■ What the exercise asks
From the listing that follows, output everything exactly except the pictures.

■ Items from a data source
- - - -

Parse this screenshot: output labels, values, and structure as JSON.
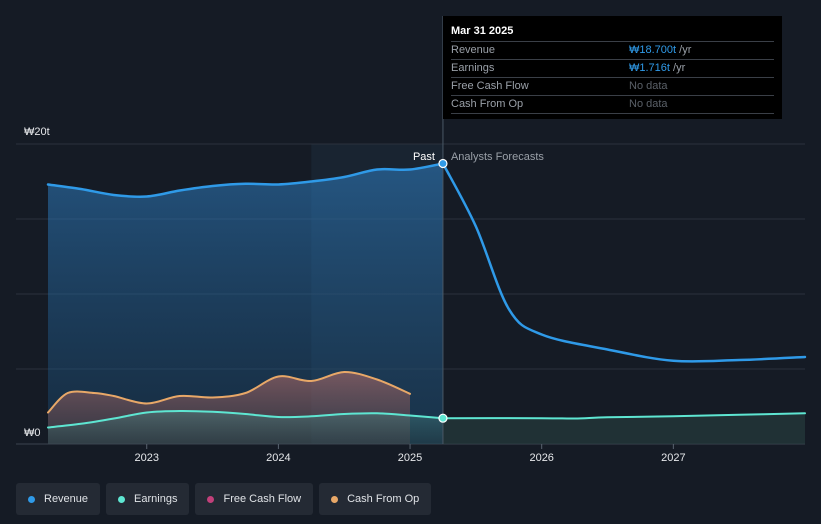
{
  "tooltip": {
    "date": "Mar 31 2025",
    "rows": [
      {
        "label": "Revenue",
        "value": "₩18.700t",
        "unit": "/yr"
      },
      {
        "label": "Earnings",
        "value": "₩1.716t",
        "unit": "/yr"
      },
      {
        "label": "Free Cash Flow",
        "value": "No data",
        "unit": ""
      },
      {
        "label": "Cash From Op",
        "value": "No data",
        "unit": ""
      }
    ]
  },
  "legend": [
    {
      "label": "Revenue",
      "color": "#2f9ae8"
    },
    {
      "label": "Earnings",
      "color": "#5ee6d2"
    },
    {
      "label": "Free Cash Flow",
      "color": "#c2407a"
    },
    {
      "label": "Cash From Op",
      "color": "#e8a868"
    }
  ],
  "chart_data": {
    "type": "area",
    "y_top_label": "₩20t",
    "y_bottom_label": "₩0",
    "ylim": [
      0,
      20
    ],
    "xlim": [
      2022.25,
      2028.0
    ],
    "x_ticks": [
      2023,
      2024,
      2025,
      2026,
      2027
    ],
    "x_tick_labels": [
      "2023",
      "2024",
      "2025",
      "2026",
      "2027"
    ],
    "divider_x": 2025.25,
    "past_highlight_start": 2024.25,
    "past_label": "Past",
    "forecast_label": "Analysts Forecasts",
    "grid": true,
    "series": [
      {
        "name": "Revenue",
        "color": "#2f9ae8",
        "past": [
          [
            2022.25,
            17.3
          ],
          [
            2022.5,
            17.0
          ],
          [
            2022.75,
            16.6
          ],
          [
            2023.0,
            16.5
          ],
          [
            2023.25,
            16.9
          ],
          [
            2023.5,
            17.2
          ],
          [
            2023.75,
            17.35
          ],
          [
            2024.0,
            17.3
          ],
          [
            2024.25,
            17.5
          ],
          [
            2024.5,
            17.8
          ],
          [
            2024.75,
            18.3
          ],
          [
            2025.0,
            18.3
          ],
          [
            2025.25,
            18.7
          ]
        ],
        "forecast": [
          [
            2025.25,
            18.7
          ],
          [
            2025.5,
            14.5
          ],
          [
            2025.75,
            9.0
          ],
          [
            2026.0,
            7.3
          ],
          [
            2026.5,
            6.3
          ],
          [
            2027.0,
            5.55
          ],
          [
            2027.5,
            5.6
          ],
          [
            2028.0,
            5.8
          ]
        ]
      },
      {
        "name": "Earnings",
        "color": "#5ee6d2",
        "past": [
          [
            2022.25,
            1.1
          ],
          [
            2022.5,
            1.35
          ],
          [
            2022.75,
            1.7
          ],
          [
            2023.0,
            2.1
          ],
          [
            2023.25,
            2.2
          ],
          [
            2023.5,
            2.15
          ],
          [
            2023.75,
            2.0
          ],
          [
            2024.0,
            1.8
          ],
          [
            2024.25,
            1.85
          ],
          [
            2024.5,
            2.0
          ],
          [
            2024.75,
            2.05
          ],
          [
            2025.0,
            1.9
          ],
          [
            2025.25,
            1.72
          ]
        ],
        "forecast": [
          [
            2025.25,
            1.72
          ],
          [
            2026.0,
            1.72
          ],
          [
            2026.25,
            1.7
          ],
          [
            2026.5,
            1.78
          ],
          [
            2027.0,
            1.85
          ],
          [
            2027.5,
            1.95
          ],
          [
            2028.0,
            2.05
          ]
        ]
      },
      {
        "name": "Cash From Op",
        "color": "#e8a868",
        "past": [
          [
            2022.25,
            2.1
          ],
          [
            2022.4,
            3.4
          ],
          [
            2022.6,
            3.4
          ],
          [
            2022.75,
            3.2
          ],
          [
            2023.0,
            2.7
          ],
          [
            2023.25,
            3.2
          ],
          [
            2023.5,
            3.1
          ],
          [
            2023.75,
            3.4
          ],
          [
            2024.0,
            4.5
          ],
          [
            2024.25,
            4.2
          ],
          [
            2024.5,
            4.8
          ],
          [
            2024.75,
            4.3
          ],
          [
            2025.0,
            3.35
          ]
        ],
        "forecast": []
      },
      {
        "name": "Free Cash Flow",
        "color": "#c2407a",
        "past": [],
        "forecast": []
      }
    ]
  }
}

- - - -

■ Finished answer
Parse this screenshot: output labels, values, and structure as JSON.
{
  "tooltip": {
    "date": "Mar 31 2025",
    "rows": [
      {
        "label": "Revenue",
        "value": "₩18.700t",
        "unit": "/yr"
      },
      {
        "label": "Earnings",
        "value": "₩1.716t",
        "unit": "/yr"
      },
      {
        "label": "Free Cash Flow",
        "value": "No data",
        "unit": ""
      },
      {
        "label": "Cash From Op",
        "value": "No data",
        "unit": ""
      }
    ]
  },
  "legend": [
    {
      "label": "Revenue",
      "color": "#2f9ae8"
    },
    {
      "label": "Earnings",
      "color": "#5ee6d2"
    },
    {
      "label": "Free Cash Flow",
      "color": "#c2407a"
    },
    {
      "label": "Cash From Op",
      "color": "#e8a868"
    }
  ],
  "chart_data": {
    "type": "area",
    "y_top_label": "₩20t",
    "y_bottom_label": "₩0",
    "ylim": [
      0,
      20
    ],
    "xlim": [
      2022.25,
      2028.0
    ],
    "x_ticks": [
      2023,
      2024,
      2025,
      2026,
      2027
    ],
    "x_tick_labels": [
      "2023",
      "2024",
      "2025",
      "2026",
      "2027"
    ],
    "divider_x": 2025.25,
    "past_highlight_start": 2024.25,
    "past_label": "Past",
    "forecast_label": "Analysts Forecasts",
    "grid": true,
    "series": [
      {
        "name": "Revenue",
        "color": "#2f9ae8",
        "past": [
          [
            2022.25,
            17.3
          ],
          [
            2022.5,
            17.0
          ],
          [
            2022.75,
            16.6
          ],
          [
            2023.0,
            16.5
          ],
          [
            2023.25,
            16.9
          ],
          [
            2023.5,
            17.2
          ],
          [
            2023.75,
            17.35
          ],
          [
            2024.0,
            17.3
          ],
          [
            2024.25,
            17.5
          ],
          [
            2024.5,
            17.8
          ],
          [
            2024.75,
            18.3
          ],
          [
            2025.0,
            18.3
          ],
          [
            2025.25,
            18.7
          ]
        ],
        "forecast": [
          [
            2025.25,
            18.7
          ],
          [
            2025.5,
            14.5
          ],
          [
            2025.75,
            9.0
          ],
          [
            2026.0,
            7.3
          ],
          [
            2026.5,
            6.3
          ],
          [
            2027.0,
            5.55
          ],
          [
            2027.5,
            5.6
          ],
          [
            2028.0,
            5.8
          ]
        ]
      },
      {
        "name": "Earnings",
        "color": "#5ee6d2",
        "past": [
          [
            2022.25,
            1.1
          ],
          [
            2022.5,
            1.35
          ],
          [
            2022.75,
            1.7
          ],
          [
            2023.0,
            2.1
          ],
          [
            2023.25,
            2.2
          ],
          [
            2023.5,
            2.15
          ],
          [
            2023.75,
            2.0
          ],
          [
            2024.0,
            1.8
          ],
          [
            2024.25,
            1.85
          ],
          [
            2024.5,
            2.0
          ],
          [
            2024.75,
            2.05
          ],
          [
            2025.0,
            1.9
          ],
          [
            2025.25,
            1.72
          ]
        ],
        "forecast": [
          [
            2025.25,
            1.72
          ],
          [
            2026.0,
            1.72
          ],
          [
            2026.25,
            1.7
          ],
          [
            2026.5,
            1.78
          ],
          [
            2027.0,
            1.85
          ],
          [
            2027.5,
            1.95
          ],
          [
            2028.0,
            2.05
          ]
        ]
      },
      {
        "name": "Cash From Op",
        "color": "#e8a868",
        "past": [
          [
            2022.25,
            2.1
          ],
          [
            2022.4,
            3.4
          ],
          [
            2022.6,
            3.4
          ],
          [
            2022.75,
            3.2
          ],
          [
            2023.0,
            2.7
          ],
          [
            2023.25,
            3.2
          ],
          [
            2023.5,
            3.1
          ],
          [
            2023.75,
            3.4
          ],
          [
            2024.0,
            4.5
          ],
          [
            2024.25,
            4.2
          ],
          [
            2024.5,
            4.8
          ],
          [
            2024.75,
            4.3
          ],
          [
            2025.0,
            3.35
          ]
        ],
        "forecast": []
      },
      {
        "name": "Free Cash Flow",
        "color": "#c2407a",
        "past": [],
        "forecast": []
      }
    ]
  }
}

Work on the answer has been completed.